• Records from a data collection
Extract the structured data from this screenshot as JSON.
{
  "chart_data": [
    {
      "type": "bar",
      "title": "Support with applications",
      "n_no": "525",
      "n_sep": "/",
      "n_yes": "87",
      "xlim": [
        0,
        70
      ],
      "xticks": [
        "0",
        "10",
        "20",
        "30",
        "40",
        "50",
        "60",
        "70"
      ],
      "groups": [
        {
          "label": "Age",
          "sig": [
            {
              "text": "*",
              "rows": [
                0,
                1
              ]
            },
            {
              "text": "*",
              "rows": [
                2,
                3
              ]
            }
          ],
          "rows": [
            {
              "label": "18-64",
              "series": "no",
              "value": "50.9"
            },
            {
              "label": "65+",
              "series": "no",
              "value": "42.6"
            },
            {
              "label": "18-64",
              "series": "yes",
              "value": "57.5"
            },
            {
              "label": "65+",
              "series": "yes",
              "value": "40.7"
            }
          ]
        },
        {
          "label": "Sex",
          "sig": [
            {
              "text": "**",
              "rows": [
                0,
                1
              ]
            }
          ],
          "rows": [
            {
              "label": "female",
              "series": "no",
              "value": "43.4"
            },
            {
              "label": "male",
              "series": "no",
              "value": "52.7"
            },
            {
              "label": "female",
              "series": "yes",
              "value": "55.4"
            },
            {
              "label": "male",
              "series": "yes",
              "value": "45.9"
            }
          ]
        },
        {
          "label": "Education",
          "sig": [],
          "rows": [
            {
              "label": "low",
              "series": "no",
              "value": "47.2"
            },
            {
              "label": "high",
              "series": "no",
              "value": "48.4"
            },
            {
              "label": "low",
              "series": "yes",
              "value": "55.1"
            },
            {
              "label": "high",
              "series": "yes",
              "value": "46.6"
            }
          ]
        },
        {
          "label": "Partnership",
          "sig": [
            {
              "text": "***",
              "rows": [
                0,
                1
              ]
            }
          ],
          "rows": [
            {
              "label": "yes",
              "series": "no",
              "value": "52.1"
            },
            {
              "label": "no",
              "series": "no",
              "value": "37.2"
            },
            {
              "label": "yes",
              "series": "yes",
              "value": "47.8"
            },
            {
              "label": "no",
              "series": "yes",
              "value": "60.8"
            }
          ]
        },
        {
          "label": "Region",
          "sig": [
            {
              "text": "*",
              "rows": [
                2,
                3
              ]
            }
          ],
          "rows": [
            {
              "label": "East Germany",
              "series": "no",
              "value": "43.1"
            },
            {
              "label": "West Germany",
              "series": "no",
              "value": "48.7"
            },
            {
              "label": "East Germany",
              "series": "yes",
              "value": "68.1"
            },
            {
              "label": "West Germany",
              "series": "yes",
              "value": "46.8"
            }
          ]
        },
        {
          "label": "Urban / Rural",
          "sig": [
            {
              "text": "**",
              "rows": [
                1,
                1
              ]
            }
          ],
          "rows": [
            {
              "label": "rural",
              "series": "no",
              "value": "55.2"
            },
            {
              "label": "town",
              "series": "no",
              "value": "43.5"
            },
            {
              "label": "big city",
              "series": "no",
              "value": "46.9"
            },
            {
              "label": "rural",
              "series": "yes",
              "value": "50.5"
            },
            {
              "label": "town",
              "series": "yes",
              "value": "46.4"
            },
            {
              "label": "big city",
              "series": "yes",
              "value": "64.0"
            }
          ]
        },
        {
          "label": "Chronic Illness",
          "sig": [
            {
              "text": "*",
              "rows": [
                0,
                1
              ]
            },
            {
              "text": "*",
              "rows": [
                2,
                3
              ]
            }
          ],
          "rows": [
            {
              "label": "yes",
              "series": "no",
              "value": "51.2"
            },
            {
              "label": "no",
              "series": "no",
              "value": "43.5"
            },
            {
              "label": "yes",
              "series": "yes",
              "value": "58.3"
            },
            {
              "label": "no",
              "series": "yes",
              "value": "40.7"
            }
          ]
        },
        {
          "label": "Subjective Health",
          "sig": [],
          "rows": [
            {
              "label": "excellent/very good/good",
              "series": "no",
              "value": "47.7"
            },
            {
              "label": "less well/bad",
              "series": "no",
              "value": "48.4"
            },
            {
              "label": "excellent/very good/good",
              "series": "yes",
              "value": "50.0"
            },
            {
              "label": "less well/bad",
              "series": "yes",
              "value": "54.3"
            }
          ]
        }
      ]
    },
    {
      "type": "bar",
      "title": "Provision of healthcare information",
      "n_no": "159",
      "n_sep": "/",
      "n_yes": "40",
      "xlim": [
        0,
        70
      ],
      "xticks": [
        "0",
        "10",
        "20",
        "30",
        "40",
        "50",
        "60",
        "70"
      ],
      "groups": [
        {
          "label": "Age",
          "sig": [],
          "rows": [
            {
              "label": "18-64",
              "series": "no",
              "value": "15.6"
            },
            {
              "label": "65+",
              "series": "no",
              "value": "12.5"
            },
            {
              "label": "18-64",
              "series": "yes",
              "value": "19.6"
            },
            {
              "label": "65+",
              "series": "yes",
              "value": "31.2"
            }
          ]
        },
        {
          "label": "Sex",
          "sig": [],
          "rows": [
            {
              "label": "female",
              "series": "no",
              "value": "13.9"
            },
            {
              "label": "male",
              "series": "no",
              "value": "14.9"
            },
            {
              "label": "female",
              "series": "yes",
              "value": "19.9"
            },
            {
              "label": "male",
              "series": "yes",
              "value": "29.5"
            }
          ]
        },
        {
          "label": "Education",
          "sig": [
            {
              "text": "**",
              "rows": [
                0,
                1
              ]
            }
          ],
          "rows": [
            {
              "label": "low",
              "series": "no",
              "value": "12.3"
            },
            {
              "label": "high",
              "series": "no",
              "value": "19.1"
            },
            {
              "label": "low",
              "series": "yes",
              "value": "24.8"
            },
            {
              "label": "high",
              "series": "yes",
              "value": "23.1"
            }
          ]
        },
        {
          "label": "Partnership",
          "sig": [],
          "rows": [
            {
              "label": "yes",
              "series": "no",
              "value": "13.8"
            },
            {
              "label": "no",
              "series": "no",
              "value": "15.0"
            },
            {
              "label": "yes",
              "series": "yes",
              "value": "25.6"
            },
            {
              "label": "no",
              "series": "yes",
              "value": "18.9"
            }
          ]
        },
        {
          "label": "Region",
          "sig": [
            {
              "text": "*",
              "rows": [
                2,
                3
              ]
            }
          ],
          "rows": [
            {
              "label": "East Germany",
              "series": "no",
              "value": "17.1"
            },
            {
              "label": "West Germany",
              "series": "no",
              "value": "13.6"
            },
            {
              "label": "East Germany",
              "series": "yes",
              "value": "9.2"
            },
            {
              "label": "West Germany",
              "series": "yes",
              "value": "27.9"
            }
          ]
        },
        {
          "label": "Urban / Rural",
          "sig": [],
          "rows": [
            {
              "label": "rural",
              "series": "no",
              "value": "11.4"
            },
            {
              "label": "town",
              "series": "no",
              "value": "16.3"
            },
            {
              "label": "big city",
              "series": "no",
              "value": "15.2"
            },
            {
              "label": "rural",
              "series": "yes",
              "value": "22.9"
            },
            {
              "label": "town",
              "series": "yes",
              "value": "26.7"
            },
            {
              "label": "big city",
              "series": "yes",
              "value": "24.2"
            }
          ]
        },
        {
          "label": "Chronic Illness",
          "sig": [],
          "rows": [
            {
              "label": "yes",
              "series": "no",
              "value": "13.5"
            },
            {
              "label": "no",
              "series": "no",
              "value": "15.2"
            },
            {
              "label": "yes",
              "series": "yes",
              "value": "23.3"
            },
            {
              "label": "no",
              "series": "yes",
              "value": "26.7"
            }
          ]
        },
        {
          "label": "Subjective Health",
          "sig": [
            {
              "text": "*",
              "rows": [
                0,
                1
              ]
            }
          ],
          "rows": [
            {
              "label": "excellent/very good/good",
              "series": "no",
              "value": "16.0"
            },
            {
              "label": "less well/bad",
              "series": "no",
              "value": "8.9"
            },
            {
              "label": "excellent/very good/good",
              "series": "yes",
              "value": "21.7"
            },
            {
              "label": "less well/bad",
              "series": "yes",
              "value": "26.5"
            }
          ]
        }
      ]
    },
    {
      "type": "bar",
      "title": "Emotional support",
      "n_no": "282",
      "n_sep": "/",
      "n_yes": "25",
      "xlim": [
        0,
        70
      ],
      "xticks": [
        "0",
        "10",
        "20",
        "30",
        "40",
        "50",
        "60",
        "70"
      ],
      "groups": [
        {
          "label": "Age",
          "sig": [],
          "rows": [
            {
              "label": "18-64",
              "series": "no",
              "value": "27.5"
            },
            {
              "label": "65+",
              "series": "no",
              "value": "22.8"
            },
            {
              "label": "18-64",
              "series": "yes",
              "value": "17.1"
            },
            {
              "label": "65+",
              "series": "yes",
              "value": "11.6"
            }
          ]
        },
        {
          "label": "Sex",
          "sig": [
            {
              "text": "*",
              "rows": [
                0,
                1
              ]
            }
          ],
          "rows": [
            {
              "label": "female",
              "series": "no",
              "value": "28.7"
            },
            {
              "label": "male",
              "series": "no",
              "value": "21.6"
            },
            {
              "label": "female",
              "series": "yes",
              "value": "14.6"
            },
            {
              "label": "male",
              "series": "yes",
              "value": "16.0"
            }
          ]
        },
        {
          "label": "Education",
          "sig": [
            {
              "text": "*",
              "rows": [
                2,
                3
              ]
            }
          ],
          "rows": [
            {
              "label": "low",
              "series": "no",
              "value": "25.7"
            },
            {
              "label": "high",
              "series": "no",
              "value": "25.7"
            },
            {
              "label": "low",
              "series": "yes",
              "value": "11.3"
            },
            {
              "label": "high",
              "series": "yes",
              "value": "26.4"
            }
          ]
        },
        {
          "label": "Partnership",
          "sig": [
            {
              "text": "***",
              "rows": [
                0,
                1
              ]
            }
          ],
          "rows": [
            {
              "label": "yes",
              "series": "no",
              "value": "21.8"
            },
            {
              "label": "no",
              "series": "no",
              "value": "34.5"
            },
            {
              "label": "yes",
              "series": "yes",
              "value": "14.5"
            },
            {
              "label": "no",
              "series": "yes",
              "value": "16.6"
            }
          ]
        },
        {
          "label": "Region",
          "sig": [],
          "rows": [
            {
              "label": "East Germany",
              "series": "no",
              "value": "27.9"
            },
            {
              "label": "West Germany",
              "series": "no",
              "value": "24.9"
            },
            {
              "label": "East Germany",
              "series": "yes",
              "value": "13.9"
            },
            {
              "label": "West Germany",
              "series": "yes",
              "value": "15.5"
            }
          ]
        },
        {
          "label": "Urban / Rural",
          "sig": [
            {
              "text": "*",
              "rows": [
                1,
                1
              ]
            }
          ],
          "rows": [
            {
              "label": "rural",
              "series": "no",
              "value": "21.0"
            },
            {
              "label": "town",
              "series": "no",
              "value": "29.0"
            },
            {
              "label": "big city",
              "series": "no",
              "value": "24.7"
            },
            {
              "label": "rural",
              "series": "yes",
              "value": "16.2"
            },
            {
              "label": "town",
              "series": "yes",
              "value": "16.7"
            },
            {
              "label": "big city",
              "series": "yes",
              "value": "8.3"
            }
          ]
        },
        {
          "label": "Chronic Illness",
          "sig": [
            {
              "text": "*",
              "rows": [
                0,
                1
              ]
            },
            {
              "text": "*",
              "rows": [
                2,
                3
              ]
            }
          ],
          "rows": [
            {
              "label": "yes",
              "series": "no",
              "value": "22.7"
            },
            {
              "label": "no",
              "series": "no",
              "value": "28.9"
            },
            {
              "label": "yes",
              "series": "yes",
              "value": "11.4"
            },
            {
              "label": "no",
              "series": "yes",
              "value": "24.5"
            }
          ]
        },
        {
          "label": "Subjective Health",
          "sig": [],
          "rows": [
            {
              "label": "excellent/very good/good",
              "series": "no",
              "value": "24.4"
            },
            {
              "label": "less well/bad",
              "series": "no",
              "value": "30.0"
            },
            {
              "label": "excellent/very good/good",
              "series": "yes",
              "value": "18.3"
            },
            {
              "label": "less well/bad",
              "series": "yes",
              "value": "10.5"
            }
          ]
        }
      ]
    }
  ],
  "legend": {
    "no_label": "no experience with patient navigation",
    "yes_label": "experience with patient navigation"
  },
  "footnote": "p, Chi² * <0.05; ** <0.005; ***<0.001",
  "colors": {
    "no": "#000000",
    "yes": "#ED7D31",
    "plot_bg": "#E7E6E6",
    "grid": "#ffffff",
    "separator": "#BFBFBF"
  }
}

• Work to be completed
Copy all lines of the listing above that contain the string "experience".

• Task result
    "no_label": "no experience with patient navigation",
    "yes_label": "experience with patient navigation"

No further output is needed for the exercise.